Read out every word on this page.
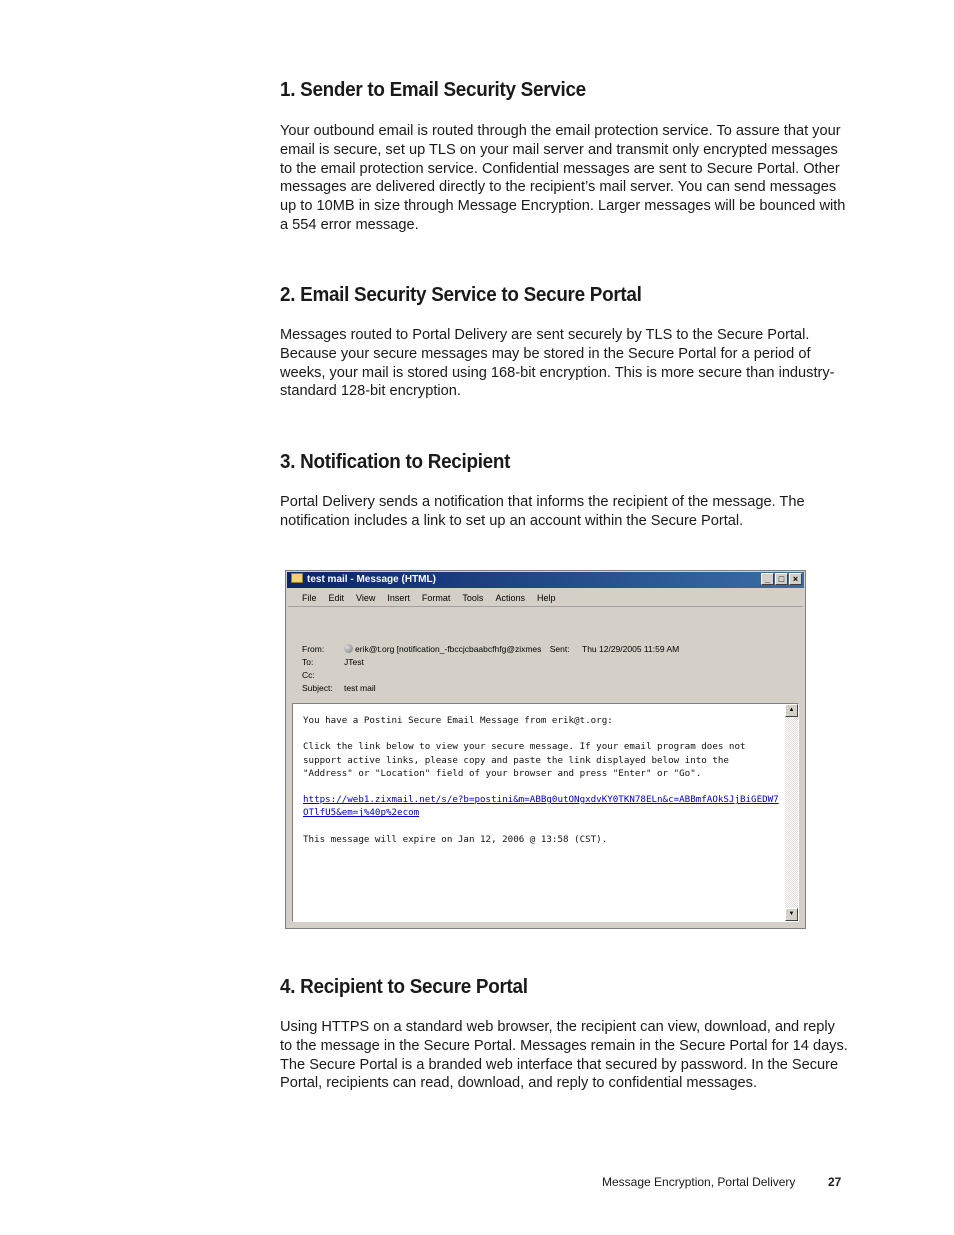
1. Sender to Email Security Service

Your outbound email is routed through the email protection service. To assure that your email is secure, set up TLS on your mail server and transmit only encrypted messages to the email protection service. Confidential messages are sent to Secure Portal. Other messages are delivered directly to the recipient’s mail server. You can send messages up to 10MB in size through Message Encryption. Larger messages will be bounced with a 554 error message.

2. Email Security Service to Secure Portal

Messages routed to Portal Delivery are sent securely by TLS to the Secure Portal. Because your secure messages may be stored in the Secure Portal for a period of weeks, your mail is stored using 168-bit encryption. This is more secure than industry-standard 128-bit encryption.

3. Notification to Recipient

Portal Delivery sends a notification that informs the recipient of the message. The notification includes a link to set up an account within the Secure Portal.

test mail - Message (HTML)	_ □ ×
File	Edit	View	Insert	Format	Tools	Actions	Help
From:	erik@t.org [notification_-fbccjcbaabcfhfg@zixmes Sent: Thu 12/29/2005 11:59 AM
To:	JTest
Cc:
Subject: test mail
You have a Postini Secure Email Message from erik@t.org:

Click the link below to view your secure message. If your email program does not support active links, please copy and paste the link displayed below into the "Address" or "Location" field of your browser and press "Enter" or "Go".

https://web1.zixmail.net/s/e?b=postini&m=ABBg0utONgxdvKY0TKN78ELn&c=ABBmfAOkSJjBiGEDW7OTlfU5&em=j%40p%2ecom

This message will expire on Jan 12, 2006 @ 13:58 (CST).
▲
▼
4. Recipient to Secure Portal

Using HTTPS on a standard web browser, the recipient can view, download, and reply to the message in the Secure Portal. Messages remain in the Secure Portal for 14 days. The Secure Portal is a branded web interface that secured by password. In the Secure Portal, recipients can read, download, and reply to confidential messages.

Message Encryption, Portal Delivery	27
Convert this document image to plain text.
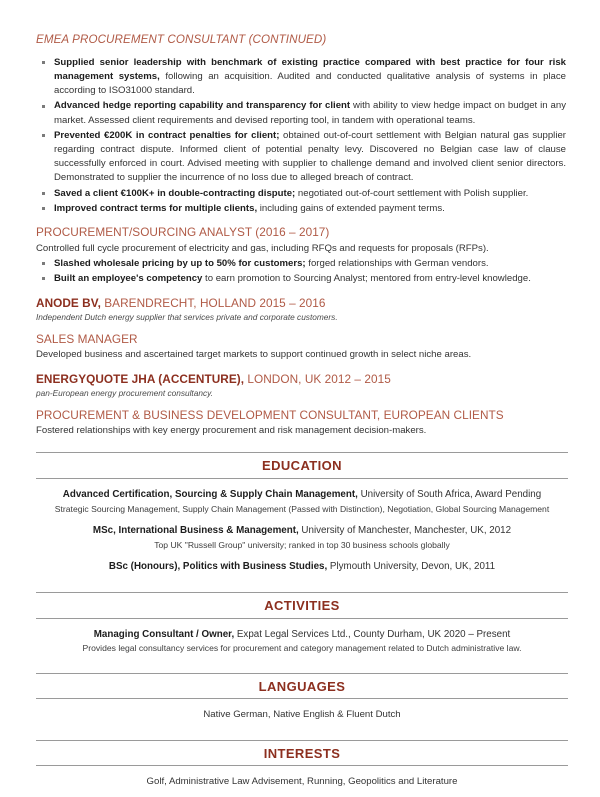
EMEA PROCUREMENT CONSULTANT (CONTINUED)
Supplied senior leadership with benchmark of existing practice compared with best practice for four risk management systems, following an acquisition. Audited and conducted qualitative analysis of systems in place according to ISO31000 standard.
Advanced hedge reporting capability and transparency for client with ability to view hedge impact on budget in any market. Assessed client requirements and devised reporting tool, in tandem with operational teams.
Prevented €200K in contract penalties for client; obtained out-of-court settlement with Belgian natural gas supplier regarding contract dispute. Informed client of potential penalty levy. Discovered no Belgian case law of clause successfully enforced in court. Advised meeting with supplier to challenge demand and involved client senior directors. Demonstrated to supplier the incurrence of no loss due to alleged breach of contract.
Saved a client €100K+ in double-contracting dispute; negotiated out-of-court settlement with Polish supplier.
Improved contract terms for multiple clients, including gains of extended payment terms.
PROCUREMENT/SOURCING ANALYST (2016 – 2017)
Controlled full cycle procurement of electricity and gas, including RFQs and requests for proposals (RFPs).
Slashed wholesale pricing by up to 50% for customers; forged relationships with German vendors.
Built an employee's competency to earn promotion to Sourcing Analyst; mentored from entry-level knowledge.
ANODE BV, BARENDRECHT, HOLLAND 2015 – 2016
Independent Dutch energy supplier that services private and corporate customers.
SALES MANAGER
Developed business and ascertained target markets to support continued growth in select niche areas.
ENERGYQUOTE JHA (ACCENTURE), LONDON, UK 2012 – 2015
pan-European energy procurement consultancy.
PROCUREMENT & BUSINESS DEVELOPMENT CONSULTANT, EUROPEAN CLIENTS
Fostered relationships with key energy procurement and risk management decision-makers.
EDUCATION
Advanced Certification, Sourcing & Supply Chain Management, University of South Africa, Award Pending
Strategic Sourcing Management, Supply Chain Management (Passed with Distinction), Negotiation, Global Sourcing Management
MSc, International Business & Management, University of Manchester, Manchester, UK, 2012
Top UK "Russell Group" university; ranked in top 30 business schools globally
BSc (Honours), Politics with Business Studies, Plymouth University, Devon, UK, 2011
ACTIVITIES
Managing Consultant / Owner, Expat Legal Services Ltd., County Durham, UK 2020 – Present
Provides legal consultancy services for procurement and category management related to Dutch administrative law.
LANGUAGES
Native German, Native English & Fluent Dutch
INTERESTS
Golf, Administrative Law Advisement, Running, Geopolitics and Literature
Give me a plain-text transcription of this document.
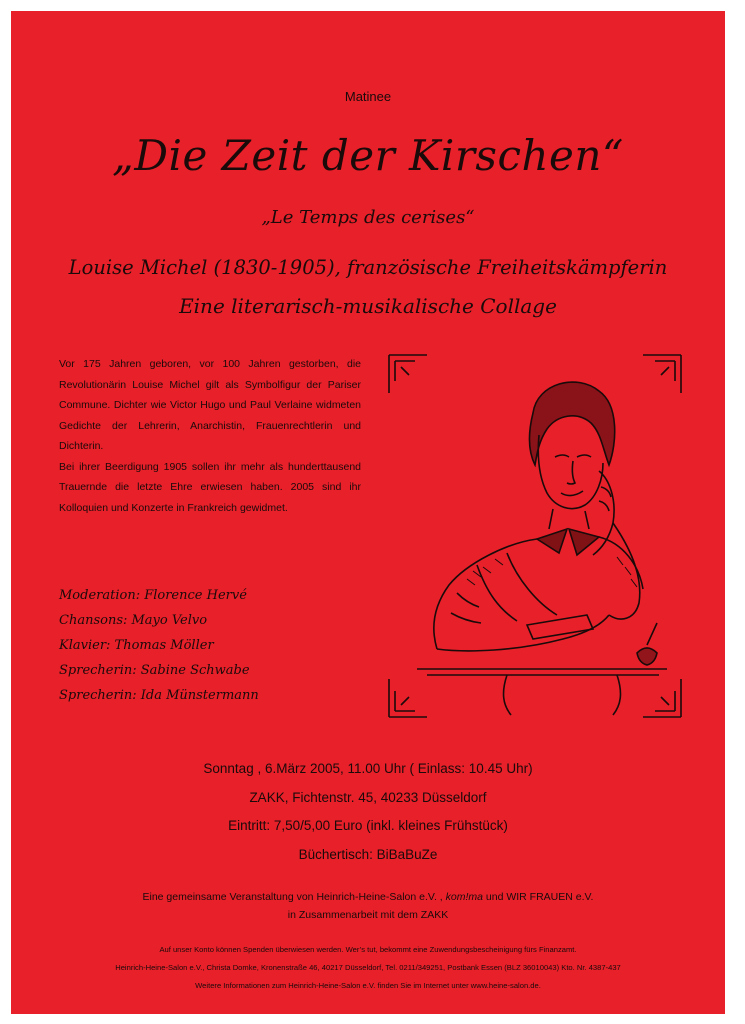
Matinee
„Die Zeit der Kirschen“
„Le Temps des cerises“
Louise Michel (1830-1905), französische Freiheitskämpferin
Eine literarisch-musikalische Collage

Vor 175 Jahren geboren, vor 100 Jahren gestorben, die Revolutionärin Louise Michel gilt als Symbolfigur der Pariser Commune. Dichter wie Victor Hugo und Paul Verlaine widmeten Gedichte der Lehrerin, Anarchistin, Frauenrechtlerin und Dichterin.

Bei ihrer Beerdigung 1905 sollen ihr mehr als hunderttausend Trauernde die letzte Ehre erwiesen haben. 2005 sind ihr Kolloquien und Konzerte in Frankreich gewidmet.

Moderation: Florence Hervé
Chansons: Mayo Velvo
Klavier: Thomas Möller
Sprecherin: Sabine Schwabe
Sprecherin: Ida Münstermann
Sonntag , 6.März 2005, 11.00 Uhr ( Einlass: 10.45 Uhr)
ZAKK, Fichtenstr. 45, 40233 Düsseldorf
Eintritt: 7,50/5,00 Euro (inkl. kleines Frühstück)
Büchertisch: BiBaBuZe
Eine gemeinsame Veranstaltung von Heinrich-Heine-Salon e.V. , kom!ma und WIR FRAUEN e.V.
in Zusammenarbeit mit dem ZAKK
Auf unser Konto können Spenden überwiesen werden. Wer’s tut, bekommt eine Zuwendungsbescheinigung fürs Finanzamt.
Heinrich-Heine-Salon e.V., Christa Domke, Kronenstraße 46, 40217 Düsseldorf, Tel. 0211/349251, Postbank Essen (BLZ 36010043) Kto. Nr. 4387-437
Weitere Informationen zum Heinrich-Heine-Salon e.V. finden Sie im Internet unter www.heine-salon.de.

----------------------------------------

■ **Stated problem**: Extract each line holding the word "senior" from the records.

■ **Response**:
Supplied senior leadership with benchmark of existing practice compared with best practice for four risk management systems, following an acquisition. Audited and conducted qualitative analysis of systems in place according to ISO31000 standard.
Prevented €200K in contract penalties for client; obtained out-of-court settlement with Belgian natural gas supplier regarding contract dispute. Informed client of potential penalty levy. Discovered no Belgian case law of clause successfully enforced in court. Advised meeting with supplier to challenge demand and involved client senior directors. Demonstrated to supplier the incurrence of no loss due to alleged breach of contract.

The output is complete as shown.